# Task instructions
Images embedded in the records are excluded; print everything else exactly as given.

# Information supplied
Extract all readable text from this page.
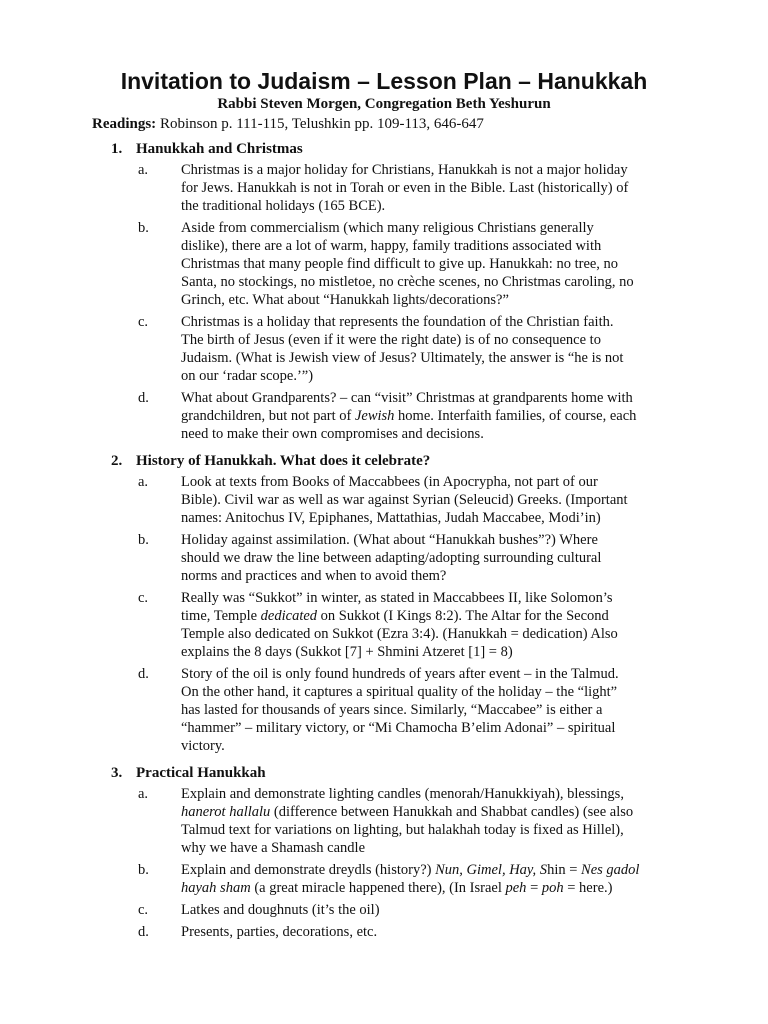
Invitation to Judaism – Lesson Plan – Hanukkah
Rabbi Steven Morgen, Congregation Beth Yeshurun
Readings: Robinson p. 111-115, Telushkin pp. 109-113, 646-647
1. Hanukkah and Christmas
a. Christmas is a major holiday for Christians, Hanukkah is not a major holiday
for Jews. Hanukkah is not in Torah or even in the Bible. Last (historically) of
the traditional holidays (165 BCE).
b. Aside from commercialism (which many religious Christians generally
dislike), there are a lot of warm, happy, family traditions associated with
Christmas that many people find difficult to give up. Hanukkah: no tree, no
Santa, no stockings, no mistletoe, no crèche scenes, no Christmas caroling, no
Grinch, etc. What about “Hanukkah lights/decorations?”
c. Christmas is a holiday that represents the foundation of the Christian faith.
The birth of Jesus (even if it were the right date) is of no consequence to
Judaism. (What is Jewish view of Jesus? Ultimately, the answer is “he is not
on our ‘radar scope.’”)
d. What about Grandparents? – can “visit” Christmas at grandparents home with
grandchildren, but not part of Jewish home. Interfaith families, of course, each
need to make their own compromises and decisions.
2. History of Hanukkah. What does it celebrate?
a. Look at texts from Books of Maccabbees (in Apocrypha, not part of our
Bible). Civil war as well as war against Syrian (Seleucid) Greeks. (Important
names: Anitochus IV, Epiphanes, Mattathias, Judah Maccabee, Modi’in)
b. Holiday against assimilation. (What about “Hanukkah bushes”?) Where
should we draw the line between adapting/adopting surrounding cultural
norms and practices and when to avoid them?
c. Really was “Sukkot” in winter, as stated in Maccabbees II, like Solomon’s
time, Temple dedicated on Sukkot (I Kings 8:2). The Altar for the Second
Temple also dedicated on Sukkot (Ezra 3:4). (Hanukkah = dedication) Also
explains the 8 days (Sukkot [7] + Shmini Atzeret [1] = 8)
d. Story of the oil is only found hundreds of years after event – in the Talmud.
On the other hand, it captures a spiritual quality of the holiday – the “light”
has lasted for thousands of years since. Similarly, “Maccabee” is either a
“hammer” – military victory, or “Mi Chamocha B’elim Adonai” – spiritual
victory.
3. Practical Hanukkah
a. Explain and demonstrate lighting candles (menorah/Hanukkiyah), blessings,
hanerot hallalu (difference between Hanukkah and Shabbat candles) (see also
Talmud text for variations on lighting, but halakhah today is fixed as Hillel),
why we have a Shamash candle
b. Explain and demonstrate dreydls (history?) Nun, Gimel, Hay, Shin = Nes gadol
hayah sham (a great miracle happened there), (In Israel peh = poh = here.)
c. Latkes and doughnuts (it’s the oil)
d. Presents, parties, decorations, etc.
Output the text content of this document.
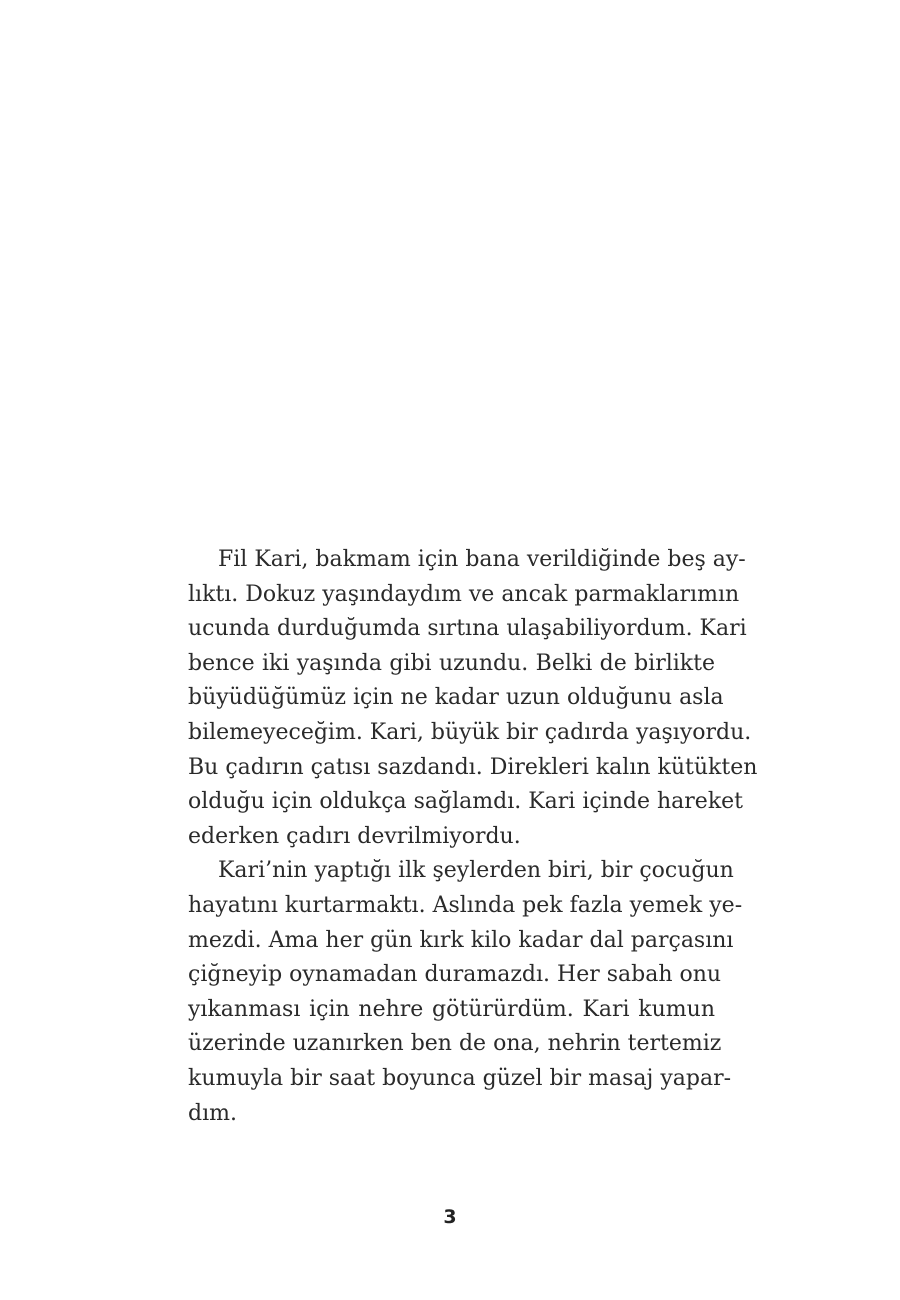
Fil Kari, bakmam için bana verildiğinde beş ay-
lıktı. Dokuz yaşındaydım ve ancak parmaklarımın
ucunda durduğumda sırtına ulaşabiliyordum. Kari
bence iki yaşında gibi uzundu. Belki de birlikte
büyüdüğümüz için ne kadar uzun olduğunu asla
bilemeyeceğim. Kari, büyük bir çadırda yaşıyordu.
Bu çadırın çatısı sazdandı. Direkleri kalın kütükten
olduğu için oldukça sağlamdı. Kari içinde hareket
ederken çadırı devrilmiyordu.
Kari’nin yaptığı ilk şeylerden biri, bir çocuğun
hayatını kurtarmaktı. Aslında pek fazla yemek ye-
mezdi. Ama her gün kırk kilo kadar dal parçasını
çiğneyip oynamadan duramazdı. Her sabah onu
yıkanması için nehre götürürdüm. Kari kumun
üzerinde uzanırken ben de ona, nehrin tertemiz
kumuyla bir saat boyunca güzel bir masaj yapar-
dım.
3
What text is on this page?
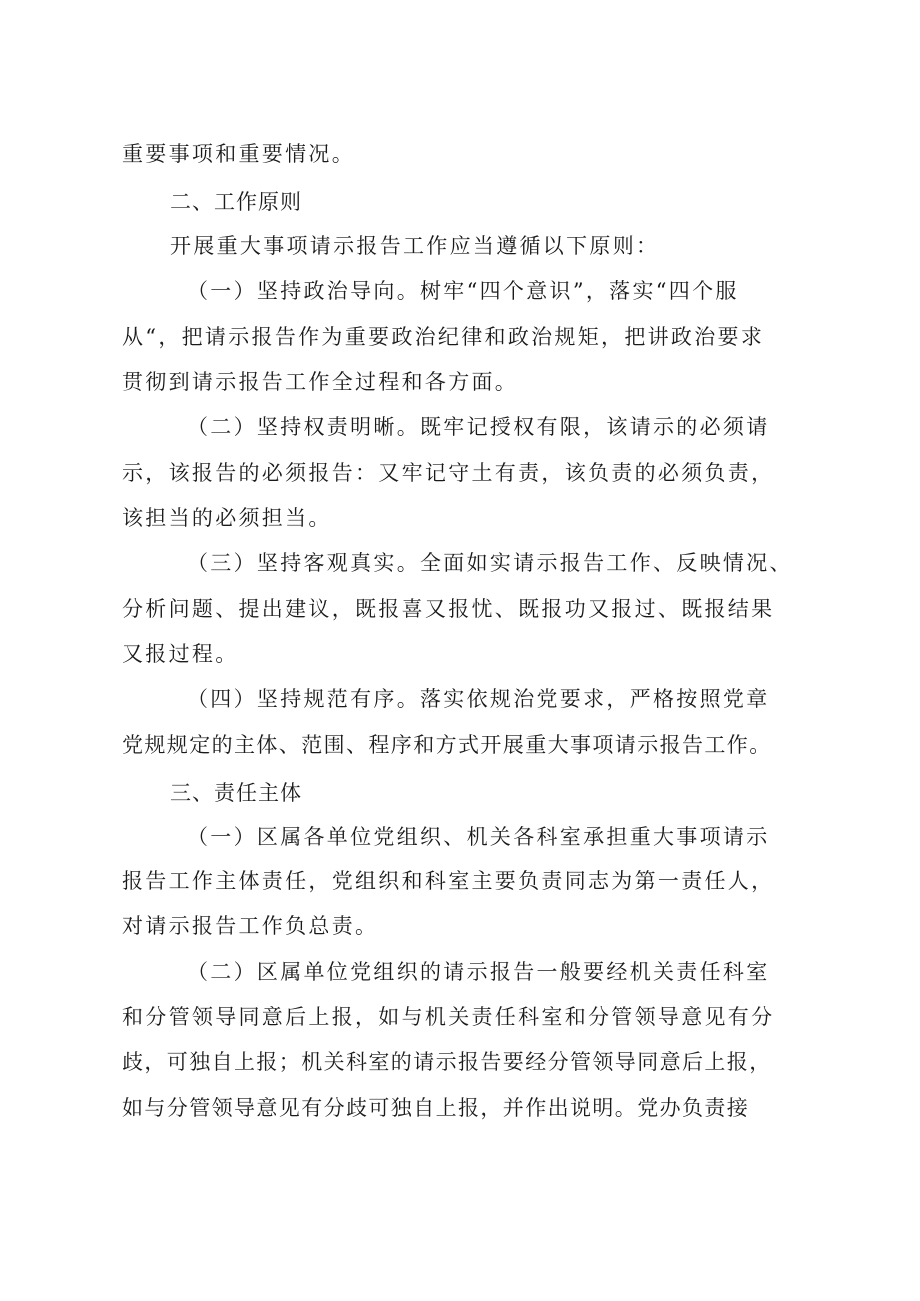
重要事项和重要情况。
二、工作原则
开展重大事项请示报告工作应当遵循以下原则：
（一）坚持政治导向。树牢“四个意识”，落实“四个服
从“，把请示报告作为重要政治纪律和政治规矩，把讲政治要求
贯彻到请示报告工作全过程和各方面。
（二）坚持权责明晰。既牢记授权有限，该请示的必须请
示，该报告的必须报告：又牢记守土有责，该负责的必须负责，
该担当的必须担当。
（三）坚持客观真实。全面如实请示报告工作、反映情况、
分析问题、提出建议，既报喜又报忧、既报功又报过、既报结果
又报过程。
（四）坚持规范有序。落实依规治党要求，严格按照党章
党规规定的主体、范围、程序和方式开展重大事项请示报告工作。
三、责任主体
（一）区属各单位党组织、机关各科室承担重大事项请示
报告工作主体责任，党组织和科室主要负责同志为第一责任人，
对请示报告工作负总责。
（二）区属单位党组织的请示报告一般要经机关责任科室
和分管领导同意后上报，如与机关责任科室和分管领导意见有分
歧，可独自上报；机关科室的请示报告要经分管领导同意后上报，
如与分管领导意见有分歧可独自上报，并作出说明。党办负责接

# Result of this task
Extract all readable text from this page.
Invitation to Judaism – Lesson Plan – Hanukkah
Rabbi Steven Morgen, Congregation Beth Yeshurun
Readings: Robinson p. 111-115, Telushkin pp. 109-113, 646-647
1. Hanukkah and Christmas
a. Christmas is a major holiday for Christians, Hanukkah is not a major holiday
for Jews. Hanukkah is not in Torah or even in the Bible. Last (historically) of
the traditional holidays (165 BCE).
b. Aside from commercialism (which many religious Christians generally
dislike), there are a lot of warm, happy, family traditions associated with
Christmas that many people find difficult to give up. Hanukkah: no tree, no
Santa, no stockings, no mistletoe, no crèche scenes, no Christmas caroling, no
Grinch, etc. What about “Hanukkah lights/decorations?”
c. Christmas is a holiday that represents the foundation of the Christian faith.
The birth of Jesus (even if it were the right date) is of no consequence to
Judaism. (What is Jewish view of Jesus? Ultimately, the answer is “he is not
on our ‘radar scope.’”)
d. What about Grandparents? – can “visit” Christmas at grandparents home with
grandchildren, but not part of Jewish home. Interfaith families, of course, each
need to make their own compromises and decisions.
2. History of Hanukkah. What does it celebrate?
a. Look at texts from Books of Maccabbees (in Apocrypha, not part of our
Bible). Civil war as well as war against Syrian (Seleucid) Greeks. (Important
names: Anitochus IV, Epiphanes, Mattathias, Judah Maccabee, Modi’in)
b. Holiday against assimilation. (What about “Hanukkah bushes”?) Where
should we draw the line between adapting/adopting surrounding cultural
norms and practices and when to avoid them?
c. Really was “Sukkot” in winter, as stated in Maccabbees II, like Solomon’s
time, Temple dedicated on Sukkot (I Kings 8:2). The Altar for the Second
Temple also dedicated on Sukkot (Ezra 3:4). (Hanukkah = dedication) Also
explains the 8 days (Sukkot [7] + Shmini Atzeret [1] = 8)
d. Story of the oil is only found hundreds of years after event – in the Talmud.
On the other hand, it captures a spiritual quality of the holiday – the “light”
has lasted for thousands of years since. Similarly, “Maccabee” is either a
“hammer” – military victory, or “Mi Chamocha B’elim Adonai” – spiritual
victory.
3. Practical Hanukkah
a. Explain and demonstrate lighting candles (menorah/Hanukkiyah), blessings,
hanerot hallalu (difference between Hanukkah and Shabbat candles) (see also
Talmud text for variations on lighting, but halakhah today is fixed as Hillel),
why we have a Shamash candle
b. Explain and demonstrate dreydls (history?) Nun, Gimel, Hay, Shin = Nes gadol
hayah sham (a great miracle happened there), (In Israel peh = poh = here.)
c. Latkes and doughnuts (it’s the oil)
d. Presents, parties, decorations, etc.
Output the text content of this document.
Fil Kari, bakmam için bana verildiğinde beş ay-
lıktı. Dokuz yaşındaydım ve ancak parmaklarımın
ucunda durduğumda sırtına ulaşabiliyordum. Kari
bence iki yaşında gibi uzundu. Belki de birlikte
büyüdüğümüz için ne kadar uzun olduğunu asla
bilemeyeceğim. Kari, büyük bir çadırda yaşıyordu.
Bu çadırın çatısı sazdandı. Direkleri kalın kütükten
olduğu için oldukça sağlamdı. Kari içinde hareket
ederken çadırı devrilmiyordu.
Kari’nin yaptığı ilk şeylerden biri, bir çocuğun
hayatını kurtarmaktı. Aslında pek fazla yemek ye-
mezdi. Ama her gün kırk kilo kadar dal parçasını
çiğneyip oynamadan duramazdı. Her sabah onu
yıkanması için nehre götürürdüm. Kari kumun
üzerinde uzanırken ben de ona, nehrin tertemiz
kumuyla bir saat boyunca güzel bir masaj yapar-
dım.
3
What text is on this page?
重要事项和重要情况。
二、工作原则
开展重大事项请示报告工作应当遵循以下原则：
（一）坚持政治导向。树牢“四个意识”，落实“四个服
从“，把请示报告作为重要政治纪律和政治规矩，把讲政治要求
贯彻到请示报告工作全过程和各方面。
（二）坚持权责明晰。既牢记授权有限，该请示的必须请
示，该报告的必须报告：又牢记守土有责，该负责的必须负责，
该担当的必须担当。
（三）坚持客观真实。全面如实请示报告工作、反映情况、
分析问题、提出建议，既报喜又报忧、既报功又报过、既报结果
又报过程。
（四）坚持规范有序。落实依规治党要求，严格按照党章
党规规定的主体、范围、程序和方式开展重大事项请示报告工作。
三、责任主体
（一）区属各单位党组织、机关各科室承担重大事项请示
报告工作主体责任，党组织和科室主要负责同志为第一责任人，
对请示报告工作负总责。
（二）区属单位党组织的请示报告一般要经机关责任科室
和分管领导同意后上报，如与机关责任科室和分管领导意见有分
歧，可独自上报；机关科室的请示报告要经分管领导同意后上报，
如与分管领导意见有分歧可独自上报，并作出说明。党办负责接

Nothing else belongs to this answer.